Repeat, exactly and completely, the entries shown underneath.

━━ SOURCE RECORDS

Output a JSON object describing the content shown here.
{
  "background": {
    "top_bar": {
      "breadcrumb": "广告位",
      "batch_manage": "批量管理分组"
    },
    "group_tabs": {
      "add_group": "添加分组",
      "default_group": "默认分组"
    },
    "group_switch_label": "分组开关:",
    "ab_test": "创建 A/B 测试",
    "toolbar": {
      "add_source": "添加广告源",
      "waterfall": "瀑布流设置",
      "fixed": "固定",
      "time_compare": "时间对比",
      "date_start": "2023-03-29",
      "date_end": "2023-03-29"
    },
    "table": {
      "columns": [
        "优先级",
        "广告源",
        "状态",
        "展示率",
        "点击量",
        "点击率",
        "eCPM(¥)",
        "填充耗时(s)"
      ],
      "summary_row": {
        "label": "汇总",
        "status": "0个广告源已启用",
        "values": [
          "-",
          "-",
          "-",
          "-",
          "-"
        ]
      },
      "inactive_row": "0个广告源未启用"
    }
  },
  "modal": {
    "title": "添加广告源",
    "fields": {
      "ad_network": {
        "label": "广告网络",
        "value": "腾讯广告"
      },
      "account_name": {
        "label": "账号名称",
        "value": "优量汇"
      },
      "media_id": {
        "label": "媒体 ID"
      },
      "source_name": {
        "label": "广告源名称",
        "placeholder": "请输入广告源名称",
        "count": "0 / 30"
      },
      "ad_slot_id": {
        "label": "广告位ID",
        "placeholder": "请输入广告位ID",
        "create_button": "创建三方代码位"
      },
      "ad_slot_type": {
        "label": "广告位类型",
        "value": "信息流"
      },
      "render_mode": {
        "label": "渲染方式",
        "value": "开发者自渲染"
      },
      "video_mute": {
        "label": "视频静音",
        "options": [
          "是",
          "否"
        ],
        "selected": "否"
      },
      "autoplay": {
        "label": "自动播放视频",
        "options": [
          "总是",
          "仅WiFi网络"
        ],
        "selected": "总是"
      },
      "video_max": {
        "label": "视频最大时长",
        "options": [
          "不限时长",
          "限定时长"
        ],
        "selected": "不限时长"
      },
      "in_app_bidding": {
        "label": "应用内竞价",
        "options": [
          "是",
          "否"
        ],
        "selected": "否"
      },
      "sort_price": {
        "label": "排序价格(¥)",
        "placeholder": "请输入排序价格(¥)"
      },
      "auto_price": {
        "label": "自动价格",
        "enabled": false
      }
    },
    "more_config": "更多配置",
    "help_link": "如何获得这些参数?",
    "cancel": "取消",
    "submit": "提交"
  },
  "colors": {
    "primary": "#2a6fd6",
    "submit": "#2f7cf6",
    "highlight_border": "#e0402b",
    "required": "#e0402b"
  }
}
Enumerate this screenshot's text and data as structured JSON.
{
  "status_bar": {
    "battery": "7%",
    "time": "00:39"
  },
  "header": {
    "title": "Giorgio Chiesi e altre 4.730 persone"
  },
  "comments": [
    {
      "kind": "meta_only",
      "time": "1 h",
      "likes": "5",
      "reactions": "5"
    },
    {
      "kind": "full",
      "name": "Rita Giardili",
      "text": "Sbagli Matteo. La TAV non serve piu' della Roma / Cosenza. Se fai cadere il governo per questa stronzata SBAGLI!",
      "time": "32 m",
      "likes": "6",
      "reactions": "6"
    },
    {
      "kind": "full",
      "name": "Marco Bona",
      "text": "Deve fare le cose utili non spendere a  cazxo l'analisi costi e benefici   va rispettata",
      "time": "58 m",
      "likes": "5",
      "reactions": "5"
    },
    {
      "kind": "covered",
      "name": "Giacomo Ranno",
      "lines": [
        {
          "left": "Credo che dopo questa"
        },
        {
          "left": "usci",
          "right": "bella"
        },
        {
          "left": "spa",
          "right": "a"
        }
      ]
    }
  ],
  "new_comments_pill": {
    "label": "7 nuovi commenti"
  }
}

━━━━

_RESULT:_
Output a JSON object describing the content shown here.
{
  "background": {
    "top_bar": {
      "breadcrumb": "广告位",
      "batch_manage": "批量管理分组"
    },
    "group_tabs": {
      "add_group": "添加分组",
      "default_group": "默认分组"
    },
    "group_switch_label": "分组开关:",
    "ab_test": "创建 A/B 测试",
    "toolbar": {
      "add_source": "添加广告源",
      "waterfall": "瀑布流设置",
      "fixed": "固定",
      "time_compare": "时间对比",
      "date_start": "2023-03-29",
      "date_end": "2023-03-29"
    },
    "table": {
      "columns": [
        "优先级",
        "广告源",
        "状态",
        "展示率",
        "点击量",
        "点击率",
        "eCPM(¥)",
        "填充耗时(s)"
      ],
      "summary_row": {
        "label": "汇总",
        "status": "0个广告源已启用",
        "values": [
          "-",
          "-",
          "-",
          "-",
          "-"
        ]
      },
      "inactive_row": "0个广告源未启用"
    }
  },
  "modal": {
    "title": "添加广告源",
    "fields": {
      "ad_network": {
        "label": "广告网络",
        "value": "腾讯广告"
      },
      "account_name": {
        "label": "账号名称",
        "value": "优量汇"
      },
      "media_id": {
        "label": "媒体 ID"
      },
      "source_name": {
        "label": "广告源名称",
        "placeholder": "请输入广告源名称",
        "count": "0 / 30"
      },
      "ad_slot_id": {
        "label": "广告位ID",
        "placeholder": "请输入广告位ID",
        "create_button": "创建三方代码位"
      },
      "ad_slot_type": {
        "label": "广告位类型",
        "value": "信息流"
      },
      "render_mode": {
        "label": "渲染方式",
        "value": "开发者自渲染"
      },
      "video_mute": {
        "label": "视频静音",
        "options": [
          "是",
          "否"
        ],
        "selected": "否"
      },
      "autoplay": {
        "label": "自动播放视频",
        "options": [
          "总是",
          "仅WiFi网络"
        ],
        "selected": "总是"
      },
      "video_max": {
        "label": "视频最大时长",
        "options": [
          "不限时长",
          "限定时长"
        ],
        "selected": "不限时长"
      },
      "in_app_bidding": {
        "label": "应用内竞价",
        "options": [
          "是",
          "否"
        ],
        "selected": "否"
      },
      "sort_price": {
        "label": "排序价格(¥)",
        "placeholder": "请输入排序价格(¥)"
      },
      "auto_price": {
        "label": "自动价格",
        "enabled": false
      }
    },
    "more_config": "更多配置",
    "help_link": "如何获得这些参数?",
    "cancel": "取消",
    "submit": "提交"
  },
  "colors": {
    "primary": "#2a6fd6",
    "submit": "#2f7cf6",
    "highlight_border": "#e0402b",
    "required": "#e0402b"
  }
}
Enumerate this screenshot's text and data as structured JSON.
{
  "status_bar": {
    "battery": "7%",
    "time": "00:39"
  },
  "header": {
    "title": "Giorgio Chiesi e altre 4.730 persone"
  },
  "comments": [
    {
      "kind": "meta_only",
      "time": "1 h",
      "likes": "5",
      "reactions": "5"
    },
    {
      "kind": "full",
      "name": "Rita Giardili",
      "text": "Sbagli Matteo. La TAV non serve piu' della Roma / Cosenza. Se fai cadere il governo per questa stronzata SBAGLI!",
      "time": "32 m",
      "likes": "6",
      "reactions": "6"
    },
    {
      "kind": "full",
      "name": "Marco Bona",
      "text": "Deve fare le cose utili non spendere a  cazxo l'analisi costi e benefici   va rispettata",
      "time": "58 m",
      "likes": "5",
      "reactions": "5"
    },
    {
      "kind": "covered",
      "name": "Giacomo Ranno",
      "lines": [
        {
          "left": "Credo che dopo questa"
        },
        {
          "left": "usci",
          "right": "bella"
        },
        {
          "left": "spa",
          "right": "a"
        }
      ]
    }
  ],
  "new_comments_pill": {
    "label": "7 nuovi commenti"
  }
}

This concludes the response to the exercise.